Given task: Only the pictures are omitted; repeat all other data exactly.

## begin Given records

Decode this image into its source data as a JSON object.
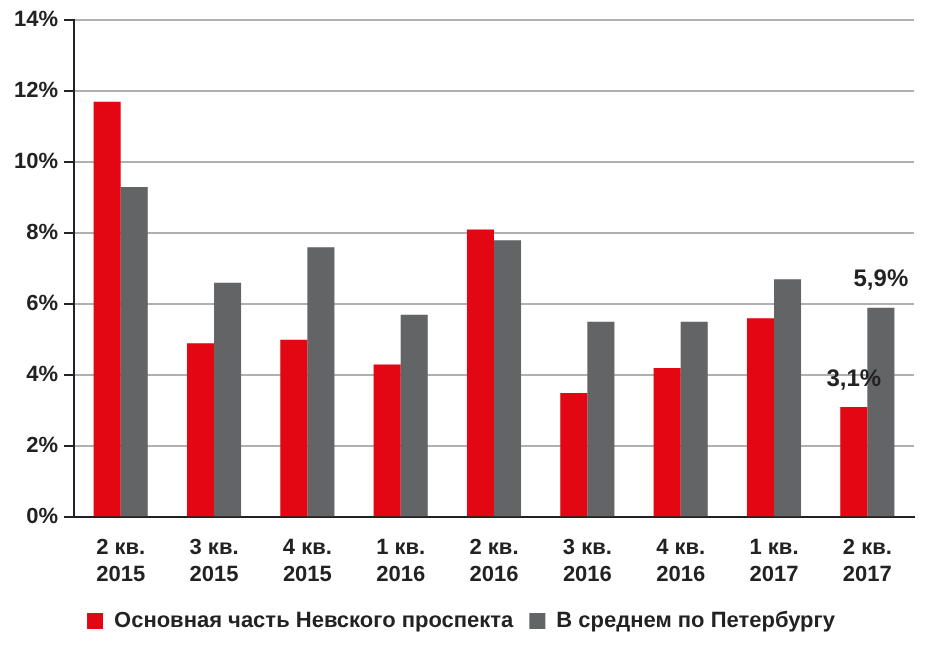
{
  "chart_data": {
    "type": "bar",
    "categories": [
      "2 кв. 2015",
      "3 кв. 2015",
      "4 кв. 2015",
      "1 кв. 2016",
      "2 кв. 2016",
      "3 кв. 2016",
      "4 кв. 2016",
      "1 кв. 2017",
      "2 кв. 2017"
    ],
    "series": [
      {
        "name": "Основная часть Невского проспекта",
        "color": "#e30613",
        "values": [
          11.7,
          4.9,
          5.0,
          4.3,
          8.1,
          3.5,
          4.2,
          5.6,
          3.1
        ],
        "value_labels": [
          null,
          null,
          null,
          null,
          null,
          null,
          null,
          null,
          "3,1%"
        ]
      },
      {
        "name": "В среднем по Петербургу",
        "color": "#636466",
        "values": [
          9.3,
          6.6,
          7.6,
          5.7,
          7.8,
          5.5,
          5.5,
          6.7,
          5.9
        ],
        "value_labels": [
          null,
          null,
          null,
          null,
          null,
          null,
          null,
          null,
          "5,9%"
        ]
      }
    ],
    "ylim": [
      0,
      14
    ],
    "yticks": [
      {
        "value": 0,
        "label": "0%"
      },
      {
        "value": 2,
        "label": "2%"
      },
      {
        "value": 4,
        "label": "4%"
      },
      {
        "value": 6,
        "label": "6%"
      },
      {
        "value": 8,
        "label": "8%"
      },
      {
        "value": 10,
        "label": "10%"
      },
      {
        "value": 12,
        "label": "12%"
      },
      {
        "value": 14,
        "label": "14%"
      }
    ],
    "grid": "y",
    "legend": "bottom"
  }
}
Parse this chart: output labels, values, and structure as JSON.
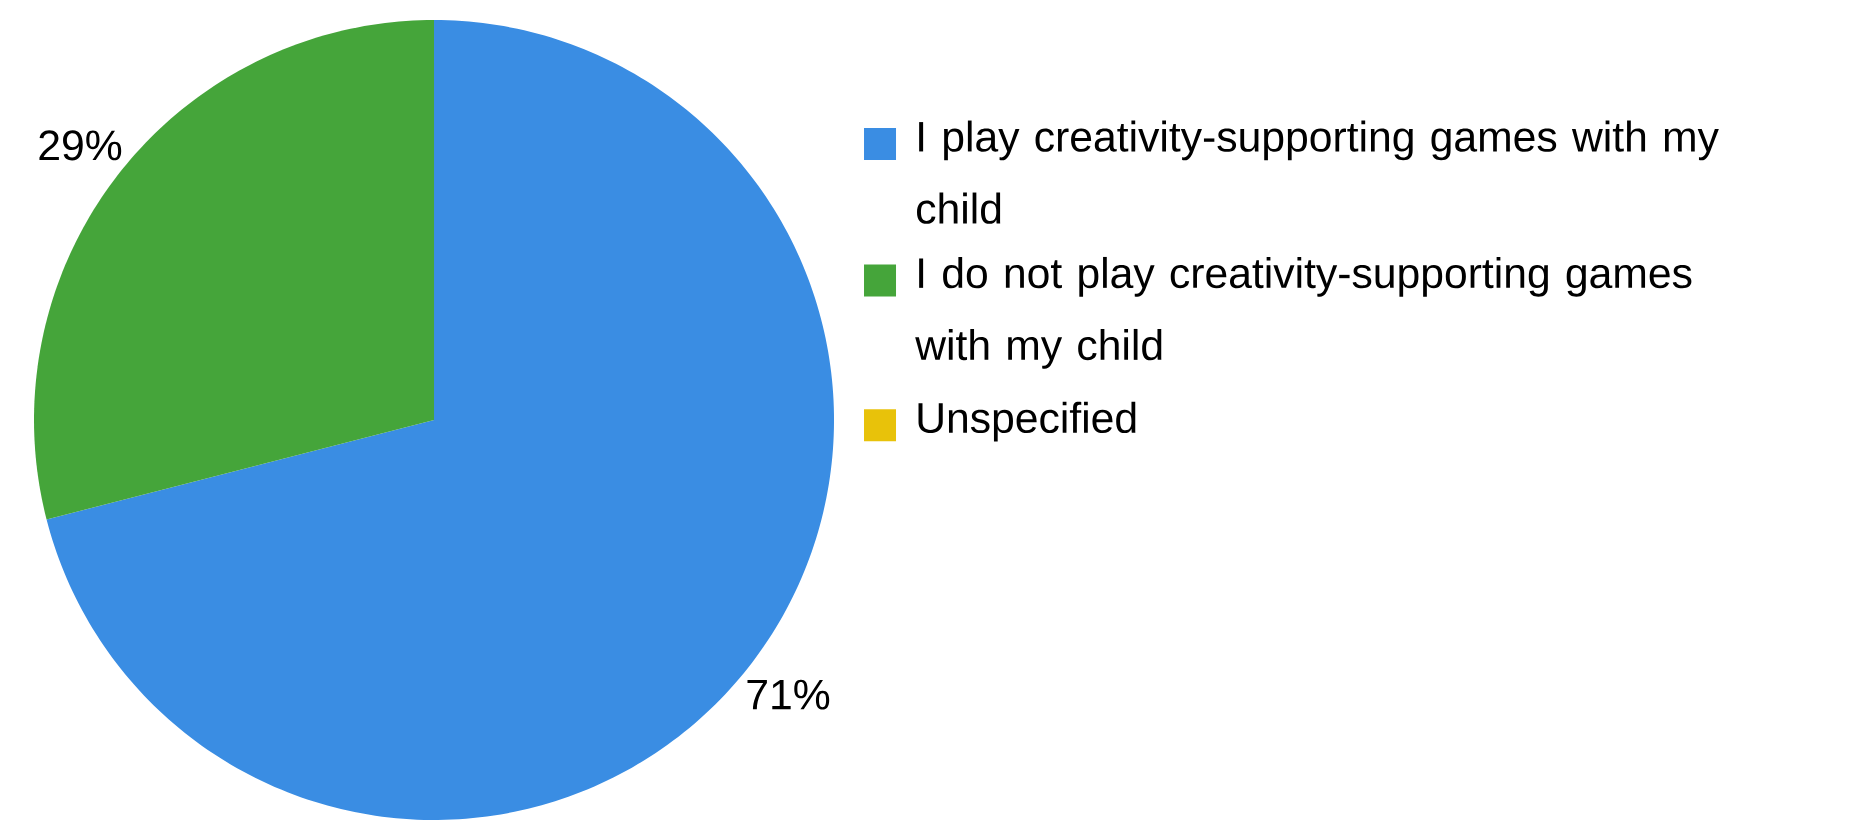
{
  "chart_data": {
    "type": "pie",
    "categories": [
      "I play creativity-supporting games with my child",
      "I do not play creativity-supporting games with my child",
      "Unspecified"
    ],
    "values": [
      71,
      29,
      0
    ],
    "colors": [
      "#3a8de3",
      "#45a53a",
      "#e8c20a"
    ],
    "value_labels": [
      "71%",
      "29%",
      null
    ],
    "legend": "right"
  }
}
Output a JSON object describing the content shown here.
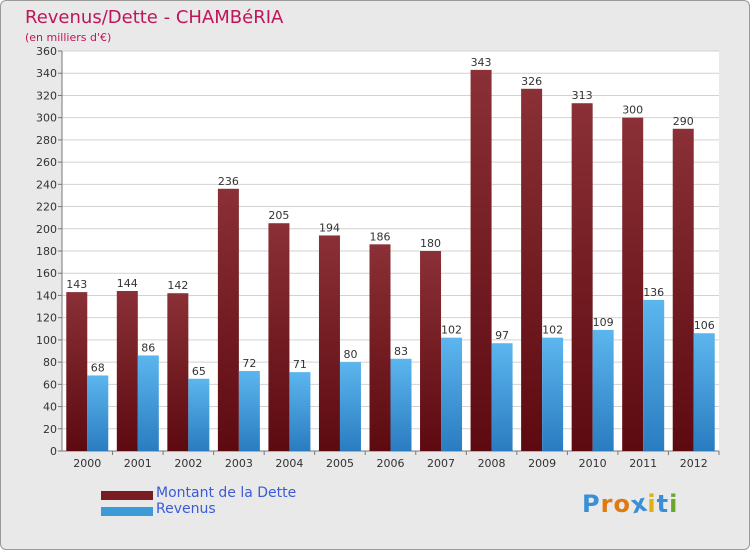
{
  "header": {
    "title": "Revenus/Dette - CHAMBéRIA",
    "subtitle": "(en milliers d'€)"
  },
  "legend": {
    "items": [
      {
        "label": "Montant de la Dette",
        "color": "#7a1d22"
      },
      {
        "label": "Revenus",
        "color": "#3d9ad8"
      }
    ]
  },
  "logo": {
    "text": "Proxiti",
    "colors": [
      "#3a8fd6",
      "#e07a10",
      "#e07a10",
      "#3a8fd6",
      "#e0b010",
      "#3a8fd6",
      "#6aa82a"
    ]
  },
  "chart_data": {
    "type": "bar",
    "categories": [
      "2000",
      "2001",
      "2002",
      "2003",
      "2004",
      "2005",
      "2006",
      "2007",
      "2008",
      "2009",
      "2010",
      "2011",
      "2012"
    ],
    "series": [
      {
        "name": "Montant de la Dette",
        "color": "#7a1d22",
        "values": [
          143,
          144,
          142,
          236,
          205,
          194,
          186,
          180,
          343,
          326,
          313,
          300,
          290
        ]
      },
      {
        "name": "Revenus",
        "color": "#3d9ad8",
        "values": [
          68,
          86,
          65,
          72,
          71,
          80,
          83,
          102,
          97,
          102,
          109,
          136,
          106
        ]
      }
    ],
    "ylim": [
      0,
      360
    ],
    "yticks": [
      0,
      20,
      40,
      60,
      80,
      100,
      120,
      140,
      160,
      180,
      200,
      220,
      240,
      260,
      280,
      300,
      320,
      340,
      360
    ],
    "grid": true,
    "legend_position": "bottom-left"
  }
}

## end Given records

Expected answer:
Decode this image into its source data as a JSON object.
{
  "chart_data": {
    "type": "bar",
    "categories": [
      "2 кв. 2015",
      "3 кв. 2015",
      "4 кв. 2015",
      "1 кв. 2016",
      "2 кв. 2016",
      "3 кв. 2016",
      "4 кв. 2016",
      "1 кв. 2017",
      "2 кв. 2017"
    ],
    "series": [
      {
        "name": "Основная часть Невского проспекта",
        "color": "#e30613",
        "values": [
          11.7,
          4.9,
          5.0,
          4.3,
          8.1,
          3.5,
          4.2,
          5.6,
          3.1
        ],
        "value_labels": [
          null,
          null,
          null,
          null,
          null,
          null,
          null,
          null,
          "3,1%"
        ]
      },
      {
        "name": "В среднем по Петербургу",
        "color": "#636466",
        "values": [
          9.3,
          6.6,
          7.6,
          5.7,
          7.8,
          5.5,
          5.5,
          6.7,
          5.9
        ],
        "value_labels": [
          null,
          null,
          null,
          null,
          null,
          null,
          null,
          null,
          "5,9%"
        ]
      }
    ],
    "ylim": [
      0,
      14
    ],
    "yticks": [
      {
        "value": 0,
        "label": "0%"
      },
      {
        "value": 2,
        "label": "2%"
      },
      {
        "value": 4,
        "label": "4%"
      },
      {
        "value": 6,
        "label": "6%"
      },
      {
        "value": 8,
        "label": "8%"
      },
      {
        "value": 10,
        "label": "10%"
      },
      {
        "value": 12,
        "label": "12%"
      },
      {
        "value": 14,
        "label": "14%"
      }
    ],
    "grid": "y",
    "legend": "bottom"
  }
}
Parse this chart: output labels, values, and structure as JSON.
{
  "chart_data": {
    "type": "pie",
    "categories": [
      "I play creativity-supporting games with my child",
      "I do not play creativity-supporting games with my child",
      "Unspecified"
    ],
    "values": [
      71,
      29,
      0
    ],
    "colors": [
      "#3a8de3",
      "#45a53a",
      "#e8c20a"
    ],
    "value_labels": [
      "71%",
      "29%",
      null
    ],
    "legend": "right"
  }
}
Output a JSON object describing the content shown here.
{
  "header": {
    "title": "Revenus/Dette - CHAMBéRIA",
    "subtitle": "(en milliers d'€)"
  },
  "legend": {
    "items": [
      {
        "label": "Montant de la Dette",
        "color": "#7a1d22"
      },
      {
        "label": "Revenus",
        "color": "#3d9ad8"
      }
    ]
  },
  "logo": {
    "text": "Proxiti",
    "colors": [
      "#3a8fd6",
      "#e07a10",
      "#e07a10",
      "#3a8fd6",
      "#e0b010",
      "#3a8fd6",
      "#6aa82a"
    ]
  },
  "chart_data": {
    "type": "bar",
    "categories": [
      "2000",
      "2001",
      "2002",
      "2003",
      "2004",
      "2005",
      "2006",
      "2007",
      "2008",
      "2009",
      "2010",
      "2011",
      "2012"
    ],
    "series": [
      {
        "name": "Montant de la Dette",
        "color": "#7a1d22",
        "values": [
          143,
          144,
          142,
          236,
          205,
          194,
          186,
          180,
          343,
          326,
          313,
          300,
          290
        ]
      },
      {
        "name": "Revenus",
        "color": "#3d9ad8",
        "values": [
          68,
          86,
          65,
          72,
          71,
          80,
          83,
          102,
          97,
          102,
          109,
          136,
          106
        ]
      }
    ],
    "ylim": [
      0,
      360
    ],
    "yticks": [
      0,
      20,
      40,
      60,
      80,
      100,
      120,
      140,
      160,
      180,
      200,
      220,
      240,
      260,
      280,
      300,
      320,
      340,
      360
    ],
    "grid": true,
    "legend_position": "bottom-left"
  }
}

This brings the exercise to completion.